Problem to work on: Write out every entry word for word.

Records provided:
##########

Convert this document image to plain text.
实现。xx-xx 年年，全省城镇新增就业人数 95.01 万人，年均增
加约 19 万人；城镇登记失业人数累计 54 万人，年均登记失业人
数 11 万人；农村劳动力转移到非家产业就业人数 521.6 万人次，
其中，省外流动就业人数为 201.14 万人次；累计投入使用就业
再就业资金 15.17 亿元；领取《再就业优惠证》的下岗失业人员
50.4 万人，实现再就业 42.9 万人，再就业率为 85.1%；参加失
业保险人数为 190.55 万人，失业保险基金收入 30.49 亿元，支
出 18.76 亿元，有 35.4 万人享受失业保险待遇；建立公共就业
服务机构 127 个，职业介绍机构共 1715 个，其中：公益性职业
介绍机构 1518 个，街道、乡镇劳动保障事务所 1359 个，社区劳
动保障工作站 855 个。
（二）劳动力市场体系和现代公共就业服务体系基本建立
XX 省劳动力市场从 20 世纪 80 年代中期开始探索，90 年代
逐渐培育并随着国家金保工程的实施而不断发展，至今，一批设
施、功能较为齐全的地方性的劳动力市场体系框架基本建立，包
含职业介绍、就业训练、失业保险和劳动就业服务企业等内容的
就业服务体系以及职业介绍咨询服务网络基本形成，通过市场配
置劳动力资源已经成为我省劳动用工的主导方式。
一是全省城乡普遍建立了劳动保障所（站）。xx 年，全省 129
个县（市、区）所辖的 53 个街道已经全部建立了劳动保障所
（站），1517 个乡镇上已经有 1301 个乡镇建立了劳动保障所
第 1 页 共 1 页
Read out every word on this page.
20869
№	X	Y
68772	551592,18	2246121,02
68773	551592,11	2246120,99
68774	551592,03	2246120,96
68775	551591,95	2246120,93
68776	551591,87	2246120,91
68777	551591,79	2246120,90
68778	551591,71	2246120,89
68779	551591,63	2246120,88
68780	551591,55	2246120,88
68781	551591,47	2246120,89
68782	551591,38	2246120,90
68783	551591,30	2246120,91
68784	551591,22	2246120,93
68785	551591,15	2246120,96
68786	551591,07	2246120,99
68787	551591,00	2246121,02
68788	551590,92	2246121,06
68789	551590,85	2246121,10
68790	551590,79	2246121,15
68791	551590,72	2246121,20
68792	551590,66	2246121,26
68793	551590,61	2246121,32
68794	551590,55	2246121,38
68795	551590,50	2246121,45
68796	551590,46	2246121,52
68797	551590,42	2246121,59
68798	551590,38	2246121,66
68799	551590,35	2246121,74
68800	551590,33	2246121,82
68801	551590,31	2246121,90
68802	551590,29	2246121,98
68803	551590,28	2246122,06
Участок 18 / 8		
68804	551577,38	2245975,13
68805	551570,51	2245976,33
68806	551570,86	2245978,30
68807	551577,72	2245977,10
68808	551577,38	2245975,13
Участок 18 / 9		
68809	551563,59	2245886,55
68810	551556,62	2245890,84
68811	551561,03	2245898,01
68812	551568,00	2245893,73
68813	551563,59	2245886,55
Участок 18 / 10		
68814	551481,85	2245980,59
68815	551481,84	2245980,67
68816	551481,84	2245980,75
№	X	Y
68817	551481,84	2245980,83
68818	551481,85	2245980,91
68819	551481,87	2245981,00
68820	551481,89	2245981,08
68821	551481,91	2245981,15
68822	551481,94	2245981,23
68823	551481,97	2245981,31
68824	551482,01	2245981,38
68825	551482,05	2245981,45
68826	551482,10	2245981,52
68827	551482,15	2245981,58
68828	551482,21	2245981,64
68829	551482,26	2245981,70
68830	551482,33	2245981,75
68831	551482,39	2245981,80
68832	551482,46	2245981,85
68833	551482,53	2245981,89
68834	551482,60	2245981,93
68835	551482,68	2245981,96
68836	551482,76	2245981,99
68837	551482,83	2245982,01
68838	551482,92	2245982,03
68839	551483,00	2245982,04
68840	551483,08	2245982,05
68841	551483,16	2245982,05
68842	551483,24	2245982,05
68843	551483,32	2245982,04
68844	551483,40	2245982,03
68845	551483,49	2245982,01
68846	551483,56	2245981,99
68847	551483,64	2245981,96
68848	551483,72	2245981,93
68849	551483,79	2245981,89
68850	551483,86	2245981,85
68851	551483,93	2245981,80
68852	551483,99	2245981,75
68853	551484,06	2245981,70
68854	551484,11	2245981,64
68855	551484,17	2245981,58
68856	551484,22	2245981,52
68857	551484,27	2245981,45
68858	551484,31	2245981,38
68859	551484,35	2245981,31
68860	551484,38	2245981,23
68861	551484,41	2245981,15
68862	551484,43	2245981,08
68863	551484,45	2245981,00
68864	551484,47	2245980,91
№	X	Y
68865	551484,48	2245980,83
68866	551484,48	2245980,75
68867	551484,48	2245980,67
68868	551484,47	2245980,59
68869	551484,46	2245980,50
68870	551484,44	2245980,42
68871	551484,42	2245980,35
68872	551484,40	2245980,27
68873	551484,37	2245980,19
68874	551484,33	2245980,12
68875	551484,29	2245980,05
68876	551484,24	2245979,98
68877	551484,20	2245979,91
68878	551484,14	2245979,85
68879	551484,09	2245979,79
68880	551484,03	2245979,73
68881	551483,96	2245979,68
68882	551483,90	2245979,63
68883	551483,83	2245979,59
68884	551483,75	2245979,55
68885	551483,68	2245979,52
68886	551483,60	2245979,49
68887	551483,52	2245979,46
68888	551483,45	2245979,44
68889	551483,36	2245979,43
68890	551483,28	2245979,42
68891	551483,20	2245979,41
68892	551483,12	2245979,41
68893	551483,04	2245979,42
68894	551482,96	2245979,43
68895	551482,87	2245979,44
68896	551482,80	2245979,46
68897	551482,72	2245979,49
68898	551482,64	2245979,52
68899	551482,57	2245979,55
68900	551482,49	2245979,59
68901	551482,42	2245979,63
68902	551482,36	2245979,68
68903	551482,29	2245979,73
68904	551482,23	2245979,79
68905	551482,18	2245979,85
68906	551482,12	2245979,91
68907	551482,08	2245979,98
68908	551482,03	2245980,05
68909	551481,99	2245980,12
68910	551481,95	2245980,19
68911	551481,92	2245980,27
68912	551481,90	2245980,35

##########

Task result:
Convert this document image to plain text.
实现。xx-xx 年年，全省城镇新增就业人数 95.01 万人，年均增
加约 19 万人；城镇登记失业人数累计 54 万人，年均登记失业人
数 11 万人；农村劳动力转移到非家产业就业人数 521.6 万人次，
其中，省外流动就业人数为 201.14 万人次；累计投入使用就业
再就业资金 15.17 亿元；领取《再就业优惠证》的下岗失业人员
50.4 万人，实现再就业 42.9 万人，再就业率为 85.1%；参加失
业保险人数为 190.55 万人，失业保险基金收入 30.49 亿元，支
出 18.76 亿元，有 35.4 万人享受失业保险待遇；建立公共就业
服务机构 127 个，职业介绍机构共 1715 个，其中：公益性职业
介绍机构 1518 个，街道、乡镇劳动保障事务所 1359 个，社区劳
动保障工作站 855 个。
（二）劳动力市场体系和现代公共就业服务体系基本建立
XX 省劳动力市场从 20 世纪 80 年代中期开始探索，90 年代
逐渐培育并随着国家金保工程的实施而不断发展，至今，一批设
施、功能较为齐全的地方性的劳动力市场体系框架基本建立，包
含职业介绍、就业训练、失业保险和劳动就业服务企业等内容的
就业服务体系以及职业介绍咨询服务网络基本形成，通过市场配
置劳动力资源已经成为我省劳动用工的主导方式。
一是全省城乡普遍建立了劳动保障所（站）。xx 年，全省 129
个县（市、区）所辖的 53 个街道已经全部建立了劳动保障所
（站），1517 个乡镇上已经有 1301 个乡镇建立了劳动保障所
第 1 页 共 1 页
Read out every word on this page.
20869
№	X	Y
68772	551592,18	2246121,02
68773	551592,11	2246120,99
68774	551592,03	2246120,96
68775	551591,95	2246120,93
68776	551591,87	2246120,91
68777	551591,79	2246120,90
68778	551591,71	2246120,89
68779	551591,63	2246120,88
68780	551591,55	2246120,88
68781	551591,47	2246120,89
68782	551591,38	2246120,90
68783	551591,30	2246120,91
68784	551591,22	2246120,93
68785	551591,15	2246120,96
68786	551591,07	2246120,99
68787	551591,00	2246121,02
68788	551590,92	2246121,06
68789	551590,85	2246121,10
68790	551590,79	2246121,15
68791	551590,72	2246121,20
68792	551590,66	2246121,26
68793	551590,61	2246121,32
68794	551590,55	2246121,38
68795	551590,50	2246121,45
68796	551590,46	2246121,52
68797	551590,42	2246121,59
68798	551590,38	2246121,66
68799	551590,35	2246121,74
68800	551590,33	2246121,82
68801	551590,31	2246121,90
68802	551590,29	2246121,98
68803	551590,28	2246122,06
Участок 18 / 8		
68804	551577,38	2245975,13
68805	551570,51	2245976,33
68806	551570,86	2245978,30
68807	551577,72	2245977,10
68808	551577,38	2245975,13
Участок 18 / 9		
68809	551563,59	2245886,55
68810	551556,62	2245890,84
68811	551561,03	2245898,01
68812	551568,00	2245893,73
68813	551563,59	2245886,55
Участок 18 / 10		
68814	551481,85	2245980,59
68815	551481,84	2245980,67
68816	551481,84	2245980,75
№	X	Y
68817	551481,84	2245980,83
68818	551481,85	2245980,91
68819	551481,87	2245981,00
68820	551481,89	2245981,08
68821	551481,91	2245981,15
68822	551481,94	2245981,23
68823	551481,97	2245981,31
68824	551482,01	2245981,38
68825	551482,05	2245981,45
68826	551482,10	2245981,52
68827	551482,15	2245981,58
68828	551482,21	2245981,64
68829	551482,26	2245981,70
68830	551482,33	2245981,75
68831	551482,39	2245981,80
68832	551482,46	2245981,85
68833	551482,53	2245981,89
68834	551482,60	2245981,93
68835	551482,68	2245981,96
68836	551482,76	2245981,99
68837	551482,83	2245982,01
68838	551482,92	2245982,03
68839	551483,00	2245982,04
68840	551483,08	2245982,05
68841	551483,16	2245982,05
68842	551483,24	2245982,05
68843	551483,32	2245982,04
68844	551483,40	2245982,03
68845	551483,49	2245982,01
68846	551483,56	2245981,99
68847	551483,64	2245981,96
68848	551483,72	2245981,93
68849	551483,79	2245981,89
68850	551483,86	2245981,85
68851	551483,93	2245981,80
68852	551483,99	2245981,75
68853	551484,06	2245981,70
68854	551484,11	2245981,64
68855	551484,17	2245981,58
68856	551484,22	2245981,52
68857	551484,27	2245981,45
68858	551484,31	2245981,38
68859	551484,35	2245981,31
68860	551484,38	2245981,23
68861	551484,41	2245981,15
68862	551484,43	2245981,08
68863	551484,45	2245981,00
68864	551484,47	2245980,91
№	X	Y
68865	551484,48	2245980,83
68866	551484,48	2245980,75
68867	551484,48	2245980,67
68868	551484,47	2245980,59
68869	551484,46	2245980,50
68870	551484,44	2245980,42
68871	551484,42	2245980,35
68872	551484,40	2245980,27
68873	551484,37	2245980,19
68874	551484,33	2245980,12
68875	551484,29	2245980,05
68876	551484,24	2245979,98
68877	551484,20	2245979,91
68878	551484,14	2245979,85
68879	551484,09	2245979,79
68880	551484,03	2245979,73
68881	551483,96	2245979,68
68882	551483,90	2245979,63
68883	551483,83	2245979,59
68884	551483,75	2245979,55
68885	551483,68	2245979,52
68886	551483,60	2245979,49
68887	551483,52	2245979,46
68888	551483,45	2245979,44
68889	551483,36	2245979,43
68890	551483,28	2245979,42
68891	551483,20	2245979,41
68892	551483,12	2245979,41
68893	551483,04	2245979,42
68894	551482,96	2245979,43
68895	551482,87	2245979,44
68896	551482,80	2245979,46
68897	551482,72	2245979,49
68898	551482,64	2245979,52
68899	551482,57	2245979,55
68900	551482,49	2245979,59
68901	551482,42	2245979,63
68902	551482,36	2245979,68
68903	551482,29	2245979,73
68904	551482,23	2245979,79
68905	551482,18	2245979,85
68906	551482,12	2245979,91
68907	551482,08	2245979,98
68908	551482,03	2245980,05
68909	551481,99	2245980,12
68910	551481,95	2245980,19
68911	551481,92	2245980,27
68912	551481,90	2245980,35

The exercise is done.